*** Provided entries

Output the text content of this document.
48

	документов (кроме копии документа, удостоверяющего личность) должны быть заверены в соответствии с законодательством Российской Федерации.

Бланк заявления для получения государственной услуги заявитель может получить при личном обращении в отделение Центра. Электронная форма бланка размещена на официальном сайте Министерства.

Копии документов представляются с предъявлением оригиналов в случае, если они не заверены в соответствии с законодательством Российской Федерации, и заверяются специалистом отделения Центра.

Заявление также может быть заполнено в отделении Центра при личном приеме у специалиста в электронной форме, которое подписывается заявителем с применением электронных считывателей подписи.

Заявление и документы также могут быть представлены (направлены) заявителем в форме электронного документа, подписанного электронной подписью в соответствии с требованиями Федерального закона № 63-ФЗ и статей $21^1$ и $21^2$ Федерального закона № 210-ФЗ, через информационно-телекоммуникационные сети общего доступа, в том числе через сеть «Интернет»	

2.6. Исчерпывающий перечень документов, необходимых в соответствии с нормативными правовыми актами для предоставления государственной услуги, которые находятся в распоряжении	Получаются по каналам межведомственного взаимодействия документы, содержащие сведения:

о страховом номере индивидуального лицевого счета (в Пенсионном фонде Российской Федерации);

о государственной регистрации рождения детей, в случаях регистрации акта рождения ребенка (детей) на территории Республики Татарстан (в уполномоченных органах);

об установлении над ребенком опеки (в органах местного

******

Extract the complete listing verbatim.

Output the text content of this document.
48

	документов (кроме копии документа, удостоверяющего личность) должны быть заверены в соответствии с законодательством Российской Федерации.

Бланк заявления для получения государственной услуги заявитель может получить при личном обращении в отделение Центра. Электронная форма бланка размещена на официальном сайте Министерства.

Копии документов представляются с предъявлением оригиналов в случае, если они не заверены в соответствии с законодательством Российской Федерации, и заверяются специалистом отделения Центра.

Заявление также может быть заполнено в отделении Центра при личном приеме у специалиста в электронной форме, которое подписывается заявителем с применением электронных считывателей подписи.

Заявление и документы также могут быть представлены (направлены) заявителем в форме электронного документа, подписанного электронной подписью в соответствии с требованиями Федерального закона № 63-ФЗ и статей $21^1$ и $21^2$ Федерального закона № 210-ФЗ, через информационно-телекоммуникационные сети общего доступа, в том числе через сеть «Интернет»	

2.6. Исчерпывающий перечень документов, необходимых в соответствии с нормативными правовыми актами для предоставления государственной услуги, которые находятся в распоряжении	Получаются по каналам межведомственного взаимодействия документы, содержащие сведения:

о страховом номере индивидуального лицевого счета (в Пенсионном фонде Российской Федерации);

о государственной регистрации рождения детей, в случаях регистрации акта рождения ребенка (детей) на территории Республики Татарстан (в уполномоченных органах);

об установлении над ребенком опеки (в органах местного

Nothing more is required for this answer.